* Start DOCUMENT PASSAGE *

Medley Hall is the smallest residential college of the University of Melbourne in Australia. Established in 1954, it is situated on 48 Drummond St in Carlton, Victoria, away from other residential colleges in Parkville. It is home to approximately 60 students from around Australia and overseas. Medley Hall was named in honour of Sir John Dudley Gibbs Medley, a previous Vice Chancellor of the University of Melbourne.

Medley Hall was closed from July 2009 to June 2011 due to a building redevelopment. Medley Hall reopened as a residential college from July 2011.

History 

The main building was originally called Benvenuta. It was completed in 1893 for Leah Abrahams, the widow of a small arms dealer. In 1925, Benvenuta was leased to the Commonwealth Government which transformed it into Arbitration Court Offices. Next, the mansion was converted into an Italian club, boasting a ballroom, orchestra and a regular Sunday boxing match, after a period of vacancy.

* End DOCUMENT PASSAGE *
* Start PROVIDED INFORMATION *

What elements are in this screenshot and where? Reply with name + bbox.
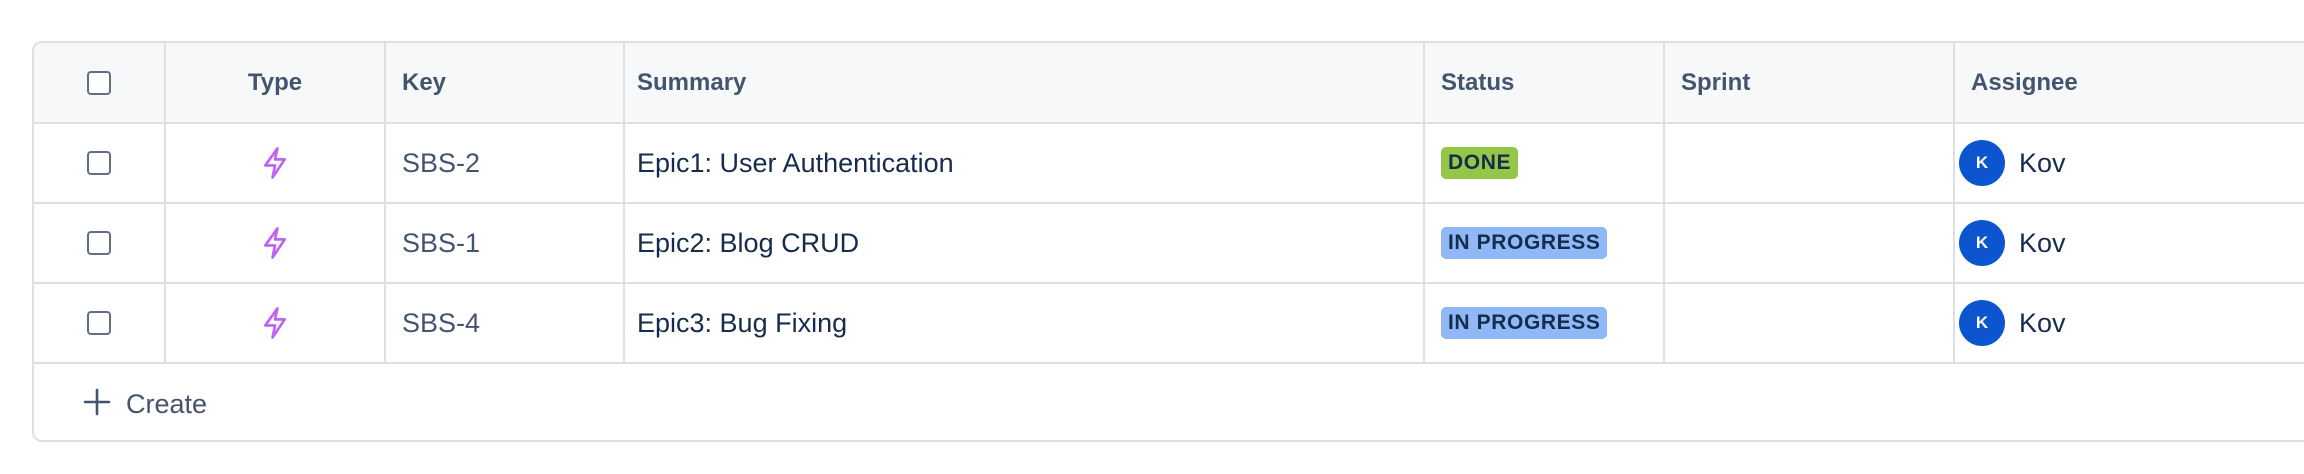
- column-header-sprint[interactable]: Sprint: [1665, 43, 1955, 122]
- assignee-name: Kov: [2019, 227, 2066, 258]
- column-header-assignee[interactable]: Assignee: [1955, 43, 2304, 122]
- create-issue-button[interactable]: Create: [34, 366, 2304, 440]
- select-all-checkbox[interactable]: [87, 70, 111, 95]
- table-header-row: Type Key Summary Status Sprint Assignee: [34, 43, 2304, 124]
- row-select-cell: [34, 284, 166, 362]
- type-cell: [166, 204, 386, 282]
- issue-key-link[interactable]: SBS-1: [402, 228, 480, 259]
- row-checkbox[interactable]: [87, 151, 111, 175]
- issue-summary[interactable]: Epic1: User Authentication: [637, 148, 954, 179]
- row-select-cell: [34, 204, 166, 282]
- avatar: K: [1959, 140, 2005, 186]
- column-header-status[interactable]: Status: [1425, 43, 1665, 122]
- create-label: Create: [126, 388, 208, 419]
- assignee-name: Kov: [2019, 307, 2066, 338]
- avatar: K: [1959, 220, 2005, 266]
- column-header-label: Status: [1441, 68, 1515, 96]
- assignee-cell[interactable]: K Kov: [1955, 284, 2304, 362]
- plus-icon: [82, 387, 112, 422]
- assignee: K Kov: [1959, 140, 2066, 186]
- status-lozenge[interactable]: IN PROGRESS: [1441, 227, 1608, 259]
- assignee-name: Kov: [2019, 147, 2066, 178]
- sprint-cell[interactable]: [1665, 284, 1955, 362]
- table-row[interactable]: SBS-4 Epic3: Bug Fixing IN PROGRESS K Ko…: [34, 284, 2304, 364]
- summary-cell: Epic1: User Authentication: [625, 124, 1425, 202]
- status-lozenge[interactable]: DONE: [1441, 147, 1519, 179]
- column-header-label: Type: [247, 68, 303, 96]
- issue-key-link[interactable]: SBS-2: [402, 148, 480, 179]
- table-row[interactable]: SBS-2 Epic1: User Authentication DONE K …: [34, 124, 2304, 204]
- issues-table: Type Key Summary Status Sprint Assignee …: [32, 41, 2304, 442]
- epic-lightning-icon[interactable]: [260, 306, 290, 340]
- status-cell: DONE: [1425, 124, 1665, 202]
- avatar: K: [1959, 300, 2005, 346]
- sprint-cell[interactable]: [1665, 124, 1955, 202]
- sprint-cell[interactable]: [1665, 204, 1955, 282]
- key-cell: SBS-2: [386, 124, 625, 202]
- row-select-cell: [34, 124, 166, 202]
- status-cell: IN PROGRESS: [1425, 204, 1665, 282]
- status-cell: IN PROGRESS: [1425, 284, 1665, 362]
- type-cell: [166, 284, 386, 362]
- assignee-cell[interactable]: K Kov: [1955, 124, 2304, 202]
- column-header-label: Summary: [637, 68, 747, 96]
- column-header-summary[interactable]: Summary: [625, 43, 1425, 122]
- key-cell: SBS-4: [386, 284, 625, 362]
- status-lozenge[interactable]: IN PROGRESS: [1441, 307, 1608, 339]
- column-header-label: Sprint: [1681, 68, 1751, 96]
- epic-lightning-icon[interactable]: [260, 226, 290, 260]
- issue-key-link[interactable]: SBS-4: [402, 308, 480, 339]
- assignee: K Kov: [1959, 220, 2066, 266]
- select-all-cell: [34, 43, 166, 122]
- epic-lightning-icon[interactable]: [260, 146, 290, 180]
- issue-summary[interactable]: Epic3: Bug Fixing: [637, 308, 847, 339]
- column-header-label: Assignee: [1971, 68, 2078, 96]
- summary-cell: Epic2: Blog CRUD: [625, 204, 1425, 282]
- row-checkbox[interactable]: [87, 231, 111, 255]
- column-header-type[interactable]: Type: [166, 43, 386, 122]
- column-header-key[interactable]: Key: [386, 43, 625, 122]
- assignee-cell[interactable]: K Kov: [1955, 204, 2304, 282]
- assignee: K Kov: [1959, 300, 2066, 346]
- table-row[interactable]: SBS-1 Epic2: Blog CRUD IN PROGRESS K Kov: [34, 204, 2304, 284]
- summary-cell: Epic3: Bug Fixing: [625, 284, 1425, 362]
- type-cell: [166, 124, 386, 202]
- issue-summary[interactable]: Epic2: Blog CRUD: [637, 228, 859, 259]
- key-cell: SBS-1: [386, 204, 625, 282]
- column-header-label: Key: [402, 68, 447, 96]
- row-checkbox[interactable]: [87, 311, 111, 335]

* End PROVIDED INFORMATION *

- WRITTEN INSTRUCTION:
Write out the whole Medley Hall text again word for word.

- PROBLEM SOLUTION:
Medley Hall is the smallest residential college of the University of Melbourne in Australia. Established in 1954, it is situated on 48 Drummond St in Carlton, Victoria, away from other residential colleges in Parkville. It is home to approximately 60 students from around Australia and overseas. Medley Hall was named in honour of Sir John Dudley Gibbs Medley, a previous Vice Chancellor of the University of Melbourne.

Medley Hall was closed from July 2009 to June 2011 due to a building redevelopment. Medley Hall reopened as a residential college from July 2011.

History 

The main building was originally called Benvenuta. It was completed in 1893 for Leah Abrahams, the widow of a small arms dealer. In 1925, Benvenuta was leased to the Commonwealth Government which transformed it into Arbitration Court Offices. Next, the mansion was converted into an Italian club, boasting a ballroom, orchestra and a regular Sunday boxing match, after a period of vacancy.